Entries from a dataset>
begin

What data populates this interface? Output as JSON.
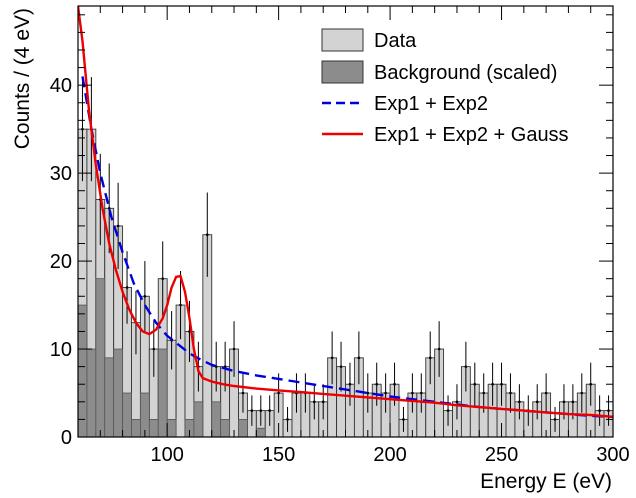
{
  "chart_data": {
    "type": "bar",
    "xlabel": "Energy E (eV)",
    "ylabel": "Counts / (4 eV)",
    "xlim": [
      60,
      300
    ],
    "ylim": [
      0,
      49
    ],
    "bin_width": 4,
    "x_ticks": [
      100,
      150,
      200,
      250,
      300
    ],
    "y_ticks": [
      0,
      10,
      20,
      30,
      40
    ],
    "grid": false,
    "legend_position": "top-right",
    "legend": [
      {
        "label": "Data",
        "kind": "box",
        "color": "#d3d3d3"
      },
      {
        "label": "Background (scaled)",
        "kind": "box",
        "color": "#8c8c8c"
      },
      {
        "label": "Exp1 + Exp2",
        "kind": "dashed-line",
        "color": "#0000dd"
      },
      {
        "label": "Exp1 + Exp2 + Gauss",
        "kind": "line",
        "color": "#ee0000"
      }
    ],
    "series": [
      {
        "name": "Data",
        "color": "#d3d3d3",
        "bin_start": 60,
        "values": [
          35,
          35,
          27,
          26,
          24,
          17,
          13,
          16,
          10,
          18,
          11,
          15,
          12,
          8,
          23,
          8,
          8,
          10,
          5,
          3,
          3,
          3,
          5,
          2,
          5,
          5,
          4,
          4,
          9,
          8,
          6,
          9,
          5,
          6,
          5,
          6,
          2,
          5,
          5,
          9,
          10,
          3,
          4,
          8,
          6,
          5,
          6,
          6,
          5,
          4,
          3,
          4,
          5,
          2,
          4,
          4,
          5,
          6,
          3,
          3
        ]
      },
      {
        "name": "Background (scaled)",
        "color": "#8c8c8c",
        "bin_start": 60,
        "values": [
          15,
          10,
          18,
          9,
          10,
          5,
          2,
          5,
          2,
          10,
          2,
          0,
          2,
          4,
          0,
          4,
          2,
          0,
          2,
          0,
          1,
          0,
          0,
          0,
          0,
          0,
          0,
          0,
          0,
          0,
          0,
          0,
          0,
          0,
          0,
          0,
          0,
          0,
          0,
          0,
          0,
          0,
          0,
          0,
          0,
          0,
          0,
          0,
          0,
          0,
          0,
          0,
          0,
          0,
          0,
          0,
          0,
          0,
          0,
          0
        ]
      },
      {
        "name": "Exp1 + Exp2",
        "color": "#0000dd",
        "dash": true,
        "x": [
          62,
          66,
          70,
          75,
          80,
          85,
          90,
          95,
          100,
          105,
          110,
          115,
          120,
          130,
          140,
          150,
          160,
          170,
          180,
          190,
          200,
          210,
          220,
          230,
          240,
          250,
          260,
          270,
          280,
          290,
          300
        ],
        "y": [
          41,
          35,
          30,
          25,
          21,
          17.5,
          15,
          13,
          11.5,
          10.5,
          9.5,
          8.8,
          8.2,
          7.5,
          7,
          6.6,
          6.2,
          5.8,
          5.4,
          5,
          4.6,
          4.3,
          4.0,
          3.7,
          3.4,
          3.2,
          3.0,
          2.8,
          2.6,
          2.4,
          2.3
        ]
      },
      {
        "name": "Exp1 + Exp2 + Gauss",
        "color": "#ee0000",
        "dash": false,
        "x": [
          60,
          62,
          65,
          68,
          71,
          74,
          77,
          80,
          83,
          86,
          89,
          92,
          95,
          98,
          100,
          102,
          104,
          106,
          108,
          110,
          112,
          114,
          116,
          120,
          125,
          130,
          140,
          150,
          160,
          170,
          180,
          190,
          200,
          210,
          220,
          230,
          240,
          250,
          260,
          270,
          280,
          290,
          300
        ],
        "y": [
          49,
          45,
          37,
          31,
          26,
          22,
          19,
          16.5,
          14.5,
          13,
          12,
          11.7,
          12.2,
          13.5,
          15,
          17,
          18.2,
          18.3,
          16.5,
          13.5,
          10,
          7.5,
          6.7,
          6.3,
          6.0,
          5.8,
          5.5,
          5.3,
          5.1,
          4.9,
          4.7,
          4.5,
          4.3,
          4.1,
          3.9,
          3.6,
          3.4,
          3.2,
          3.0,
          2.8,
          2.6,
          2.5,
          2.3
        ]
      }
    ]
  }
}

end

What is needed> Search the lines above for the string "Gauss" and copy each line that has it.

Answer to the problem>
        "label": "Exp1 + Exp2 + Gauss",
        "name": "Exp1 + Exp2 + Gauss",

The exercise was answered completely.